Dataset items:
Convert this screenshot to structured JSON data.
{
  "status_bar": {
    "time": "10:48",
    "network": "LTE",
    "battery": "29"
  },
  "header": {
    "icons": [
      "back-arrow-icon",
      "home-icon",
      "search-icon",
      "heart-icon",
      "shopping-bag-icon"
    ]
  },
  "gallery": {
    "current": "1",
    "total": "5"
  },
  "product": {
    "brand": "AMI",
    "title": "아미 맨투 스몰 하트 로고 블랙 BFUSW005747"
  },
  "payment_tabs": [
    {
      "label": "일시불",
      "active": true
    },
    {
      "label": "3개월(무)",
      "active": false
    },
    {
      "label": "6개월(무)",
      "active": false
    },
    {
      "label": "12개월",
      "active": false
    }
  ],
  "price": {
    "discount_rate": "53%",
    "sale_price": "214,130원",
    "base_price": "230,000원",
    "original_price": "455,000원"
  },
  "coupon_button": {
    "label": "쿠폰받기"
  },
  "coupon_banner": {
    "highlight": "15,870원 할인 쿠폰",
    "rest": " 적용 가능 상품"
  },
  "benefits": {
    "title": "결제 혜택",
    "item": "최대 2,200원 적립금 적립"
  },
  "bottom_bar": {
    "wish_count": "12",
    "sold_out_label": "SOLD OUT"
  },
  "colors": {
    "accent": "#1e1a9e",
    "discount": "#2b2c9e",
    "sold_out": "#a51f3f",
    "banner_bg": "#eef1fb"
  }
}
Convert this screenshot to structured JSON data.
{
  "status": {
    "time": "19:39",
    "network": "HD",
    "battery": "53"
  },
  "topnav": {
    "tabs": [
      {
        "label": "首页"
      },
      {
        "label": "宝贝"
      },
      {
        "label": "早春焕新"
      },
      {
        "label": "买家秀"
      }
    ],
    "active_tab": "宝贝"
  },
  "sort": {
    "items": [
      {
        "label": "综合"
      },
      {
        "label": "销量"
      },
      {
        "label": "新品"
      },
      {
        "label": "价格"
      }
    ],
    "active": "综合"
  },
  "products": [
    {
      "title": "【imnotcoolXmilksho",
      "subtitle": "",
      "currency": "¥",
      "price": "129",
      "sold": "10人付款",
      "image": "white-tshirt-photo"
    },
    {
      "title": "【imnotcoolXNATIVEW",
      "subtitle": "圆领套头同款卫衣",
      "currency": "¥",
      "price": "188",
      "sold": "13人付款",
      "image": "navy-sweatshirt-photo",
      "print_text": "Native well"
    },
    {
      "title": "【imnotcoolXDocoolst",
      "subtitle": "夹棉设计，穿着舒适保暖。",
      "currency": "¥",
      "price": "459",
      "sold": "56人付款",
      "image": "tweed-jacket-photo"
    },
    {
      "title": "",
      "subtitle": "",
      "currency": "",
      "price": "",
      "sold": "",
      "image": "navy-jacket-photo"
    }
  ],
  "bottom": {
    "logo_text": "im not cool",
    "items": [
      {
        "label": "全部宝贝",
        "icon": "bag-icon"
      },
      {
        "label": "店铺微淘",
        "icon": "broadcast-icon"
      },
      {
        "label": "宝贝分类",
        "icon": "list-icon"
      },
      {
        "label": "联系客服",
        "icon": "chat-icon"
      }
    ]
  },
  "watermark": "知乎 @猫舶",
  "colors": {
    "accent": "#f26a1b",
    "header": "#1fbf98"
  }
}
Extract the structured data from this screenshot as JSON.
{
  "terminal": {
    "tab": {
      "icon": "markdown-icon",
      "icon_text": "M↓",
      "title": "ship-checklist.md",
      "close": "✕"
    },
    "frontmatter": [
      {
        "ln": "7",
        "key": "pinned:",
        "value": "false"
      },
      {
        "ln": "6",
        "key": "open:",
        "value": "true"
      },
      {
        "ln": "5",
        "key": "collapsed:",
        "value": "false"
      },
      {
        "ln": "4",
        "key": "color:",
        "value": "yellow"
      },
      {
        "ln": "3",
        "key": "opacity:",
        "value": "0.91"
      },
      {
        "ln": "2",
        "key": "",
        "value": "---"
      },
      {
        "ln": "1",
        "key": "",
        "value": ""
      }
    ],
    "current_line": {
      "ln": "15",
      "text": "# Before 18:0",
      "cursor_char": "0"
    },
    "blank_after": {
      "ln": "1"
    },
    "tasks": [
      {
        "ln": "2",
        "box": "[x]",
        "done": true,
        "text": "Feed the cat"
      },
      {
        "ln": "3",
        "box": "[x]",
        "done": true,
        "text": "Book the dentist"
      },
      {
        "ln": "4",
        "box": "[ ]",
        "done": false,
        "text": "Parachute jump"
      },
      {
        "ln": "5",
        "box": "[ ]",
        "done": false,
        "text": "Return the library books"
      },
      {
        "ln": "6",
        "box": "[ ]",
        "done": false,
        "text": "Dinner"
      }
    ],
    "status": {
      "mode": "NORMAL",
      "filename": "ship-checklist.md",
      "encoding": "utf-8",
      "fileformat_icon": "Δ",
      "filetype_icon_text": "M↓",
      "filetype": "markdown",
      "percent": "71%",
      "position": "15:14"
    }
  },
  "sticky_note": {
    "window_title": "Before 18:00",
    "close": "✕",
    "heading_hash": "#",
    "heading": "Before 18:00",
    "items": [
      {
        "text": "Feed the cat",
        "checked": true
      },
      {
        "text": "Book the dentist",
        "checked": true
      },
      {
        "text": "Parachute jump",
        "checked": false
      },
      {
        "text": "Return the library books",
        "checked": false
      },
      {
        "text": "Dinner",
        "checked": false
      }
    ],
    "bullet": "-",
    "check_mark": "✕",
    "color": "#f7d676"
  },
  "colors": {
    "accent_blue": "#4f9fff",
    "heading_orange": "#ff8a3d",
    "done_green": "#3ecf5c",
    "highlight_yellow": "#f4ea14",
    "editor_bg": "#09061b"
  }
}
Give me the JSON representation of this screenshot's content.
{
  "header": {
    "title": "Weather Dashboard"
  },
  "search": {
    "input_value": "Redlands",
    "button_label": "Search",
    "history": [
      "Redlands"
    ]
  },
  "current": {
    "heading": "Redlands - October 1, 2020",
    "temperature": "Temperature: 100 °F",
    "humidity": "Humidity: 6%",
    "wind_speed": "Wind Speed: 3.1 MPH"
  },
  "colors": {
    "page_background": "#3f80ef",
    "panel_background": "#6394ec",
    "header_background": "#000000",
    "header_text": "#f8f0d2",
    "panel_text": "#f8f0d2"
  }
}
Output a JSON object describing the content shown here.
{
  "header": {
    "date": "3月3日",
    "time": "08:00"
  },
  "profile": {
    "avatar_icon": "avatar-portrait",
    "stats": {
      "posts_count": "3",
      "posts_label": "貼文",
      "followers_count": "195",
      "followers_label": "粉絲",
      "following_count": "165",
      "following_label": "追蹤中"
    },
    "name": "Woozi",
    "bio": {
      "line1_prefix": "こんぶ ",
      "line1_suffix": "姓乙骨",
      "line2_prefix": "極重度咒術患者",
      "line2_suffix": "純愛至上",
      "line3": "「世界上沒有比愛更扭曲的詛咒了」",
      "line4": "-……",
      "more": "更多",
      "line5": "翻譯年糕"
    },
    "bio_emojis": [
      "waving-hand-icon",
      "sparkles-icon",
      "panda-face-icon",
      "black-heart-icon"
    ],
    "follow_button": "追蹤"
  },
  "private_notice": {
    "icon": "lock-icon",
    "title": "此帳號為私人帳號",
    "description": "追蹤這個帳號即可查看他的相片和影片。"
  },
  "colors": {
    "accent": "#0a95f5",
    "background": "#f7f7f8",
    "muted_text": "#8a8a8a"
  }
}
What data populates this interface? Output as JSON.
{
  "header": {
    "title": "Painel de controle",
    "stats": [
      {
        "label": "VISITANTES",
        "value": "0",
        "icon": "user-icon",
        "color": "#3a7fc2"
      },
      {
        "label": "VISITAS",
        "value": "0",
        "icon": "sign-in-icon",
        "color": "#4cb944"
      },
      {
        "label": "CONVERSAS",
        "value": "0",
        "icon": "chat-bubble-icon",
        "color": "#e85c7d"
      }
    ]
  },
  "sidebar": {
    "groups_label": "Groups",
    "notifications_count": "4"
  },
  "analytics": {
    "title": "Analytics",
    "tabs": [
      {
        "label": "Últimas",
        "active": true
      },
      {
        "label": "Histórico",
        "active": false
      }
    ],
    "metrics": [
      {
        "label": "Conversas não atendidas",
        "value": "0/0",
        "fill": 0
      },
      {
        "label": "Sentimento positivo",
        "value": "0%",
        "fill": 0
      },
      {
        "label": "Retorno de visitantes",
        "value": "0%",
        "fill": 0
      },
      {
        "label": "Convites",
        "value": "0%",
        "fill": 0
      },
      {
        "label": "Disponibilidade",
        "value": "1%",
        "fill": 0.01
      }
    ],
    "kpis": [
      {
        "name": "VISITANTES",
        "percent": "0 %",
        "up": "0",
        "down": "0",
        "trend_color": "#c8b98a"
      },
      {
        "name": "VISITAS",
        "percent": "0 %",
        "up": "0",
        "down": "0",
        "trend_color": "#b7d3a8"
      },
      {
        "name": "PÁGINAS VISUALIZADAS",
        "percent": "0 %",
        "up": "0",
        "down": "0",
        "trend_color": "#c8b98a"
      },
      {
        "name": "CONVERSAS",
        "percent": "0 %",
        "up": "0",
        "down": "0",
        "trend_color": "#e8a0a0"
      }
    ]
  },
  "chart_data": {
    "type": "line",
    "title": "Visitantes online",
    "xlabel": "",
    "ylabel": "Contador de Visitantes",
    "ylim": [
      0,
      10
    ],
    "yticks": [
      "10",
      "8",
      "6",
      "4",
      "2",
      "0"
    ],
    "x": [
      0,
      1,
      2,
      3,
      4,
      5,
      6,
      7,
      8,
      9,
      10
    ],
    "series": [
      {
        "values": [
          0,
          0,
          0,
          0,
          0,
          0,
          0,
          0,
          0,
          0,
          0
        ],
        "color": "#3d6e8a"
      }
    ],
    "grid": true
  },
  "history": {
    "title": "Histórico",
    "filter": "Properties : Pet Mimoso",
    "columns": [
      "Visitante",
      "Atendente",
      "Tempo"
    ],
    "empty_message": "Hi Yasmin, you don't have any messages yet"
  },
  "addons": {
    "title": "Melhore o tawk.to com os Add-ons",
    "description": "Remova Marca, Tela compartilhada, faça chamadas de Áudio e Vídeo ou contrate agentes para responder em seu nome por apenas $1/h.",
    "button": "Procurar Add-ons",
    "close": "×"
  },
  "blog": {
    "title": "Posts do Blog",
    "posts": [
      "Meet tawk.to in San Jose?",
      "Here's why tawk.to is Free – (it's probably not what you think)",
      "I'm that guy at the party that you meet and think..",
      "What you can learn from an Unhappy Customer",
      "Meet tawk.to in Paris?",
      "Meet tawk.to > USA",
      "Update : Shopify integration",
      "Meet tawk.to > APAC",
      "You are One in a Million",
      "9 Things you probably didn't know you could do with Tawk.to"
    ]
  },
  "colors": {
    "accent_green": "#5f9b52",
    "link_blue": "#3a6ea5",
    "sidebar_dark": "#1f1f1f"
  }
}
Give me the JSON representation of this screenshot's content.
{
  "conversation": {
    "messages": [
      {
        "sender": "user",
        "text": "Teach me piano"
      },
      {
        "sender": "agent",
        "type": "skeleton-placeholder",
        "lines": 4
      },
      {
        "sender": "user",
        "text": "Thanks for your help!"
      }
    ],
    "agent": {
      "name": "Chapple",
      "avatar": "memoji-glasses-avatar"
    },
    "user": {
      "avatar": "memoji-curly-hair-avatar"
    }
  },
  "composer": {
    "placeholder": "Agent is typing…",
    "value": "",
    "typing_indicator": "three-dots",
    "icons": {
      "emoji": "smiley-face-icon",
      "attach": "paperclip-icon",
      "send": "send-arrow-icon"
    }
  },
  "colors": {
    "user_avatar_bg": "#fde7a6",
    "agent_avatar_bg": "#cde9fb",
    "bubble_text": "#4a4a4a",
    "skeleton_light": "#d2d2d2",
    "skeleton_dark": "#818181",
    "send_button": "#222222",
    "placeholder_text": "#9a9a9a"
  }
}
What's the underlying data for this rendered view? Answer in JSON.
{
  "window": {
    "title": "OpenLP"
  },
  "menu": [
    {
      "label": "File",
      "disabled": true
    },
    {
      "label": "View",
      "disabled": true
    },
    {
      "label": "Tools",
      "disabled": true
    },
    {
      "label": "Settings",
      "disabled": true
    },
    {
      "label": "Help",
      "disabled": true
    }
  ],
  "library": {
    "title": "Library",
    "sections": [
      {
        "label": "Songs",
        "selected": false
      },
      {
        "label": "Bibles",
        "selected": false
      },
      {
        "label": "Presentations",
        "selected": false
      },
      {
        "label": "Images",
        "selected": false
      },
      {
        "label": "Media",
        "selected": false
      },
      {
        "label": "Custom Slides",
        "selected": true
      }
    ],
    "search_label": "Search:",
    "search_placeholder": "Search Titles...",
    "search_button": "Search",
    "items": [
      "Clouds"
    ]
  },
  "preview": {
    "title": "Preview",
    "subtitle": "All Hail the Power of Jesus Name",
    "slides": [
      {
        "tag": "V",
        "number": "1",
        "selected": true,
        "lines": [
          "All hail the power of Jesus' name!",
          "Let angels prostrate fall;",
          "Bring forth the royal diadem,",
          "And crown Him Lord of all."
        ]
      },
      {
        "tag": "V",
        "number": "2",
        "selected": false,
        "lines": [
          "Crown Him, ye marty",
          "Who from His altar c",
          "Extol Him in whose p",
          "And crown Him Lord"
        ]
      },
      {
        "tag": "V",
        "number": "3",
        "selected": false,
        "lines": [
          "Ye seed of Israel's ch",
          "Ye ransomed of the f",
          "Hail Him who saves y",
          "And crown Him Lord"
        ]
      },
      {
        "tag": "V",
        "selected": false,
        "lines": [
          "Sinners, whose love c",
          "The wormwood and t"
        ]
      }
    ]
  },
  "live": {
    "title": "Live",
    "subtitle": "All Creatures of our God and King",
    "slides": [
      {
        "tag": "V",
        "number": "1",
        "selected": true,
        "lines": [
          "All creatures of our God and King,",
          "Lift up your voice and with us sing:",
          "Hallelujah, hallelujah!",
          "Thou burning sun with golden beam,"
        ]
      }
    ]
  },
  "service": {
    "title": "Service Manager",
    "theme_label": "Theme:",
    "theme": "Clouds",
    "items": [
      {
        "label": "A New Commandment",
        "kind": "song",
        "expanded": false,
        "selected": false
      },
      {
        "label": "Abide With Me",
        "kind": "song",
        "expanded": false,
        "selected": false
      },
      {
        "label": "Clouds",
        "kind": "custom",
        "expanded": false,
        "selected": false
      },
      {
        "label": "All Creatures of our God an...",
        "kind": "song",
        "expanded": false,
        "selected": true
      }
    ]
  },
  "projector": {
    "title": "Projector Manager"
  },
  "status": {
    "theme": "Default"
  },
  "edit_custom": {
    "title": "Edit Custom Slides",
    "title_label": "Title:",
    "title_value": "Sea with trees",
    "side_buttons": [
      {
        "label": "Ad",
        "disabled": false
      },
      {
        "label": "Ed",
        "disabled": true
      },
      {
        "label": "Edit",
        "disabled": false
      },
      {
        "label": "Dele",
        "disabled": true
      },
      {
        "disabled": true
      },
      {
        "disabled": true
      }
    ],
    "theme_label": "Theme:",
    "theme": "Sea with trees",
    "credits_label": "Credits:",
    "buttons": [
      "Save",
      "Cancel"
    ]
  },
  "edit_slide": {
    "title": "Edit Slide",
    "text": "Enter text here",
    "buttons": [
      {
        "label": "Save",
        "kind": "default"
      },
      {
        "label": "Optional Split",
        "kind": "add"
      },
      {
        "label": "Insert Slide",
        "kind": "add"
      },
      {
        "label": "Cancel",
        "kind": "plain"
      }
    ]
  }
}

What is being asked >> Locate and copy each line in the data above that includes the word "this".

Solved problem >>
Convert this screenshot to structured JSON data.
Convert this screenshot to structured JSON data.
Extract the structured data from this screenshot as JSON.
Give me the JSON representation of this screenshot's content.
What data populates this interface? Output as JSON.
Give me the JSON representation of this screenshot's content.
What's the underlying data for this rendered view? Answer in JSON.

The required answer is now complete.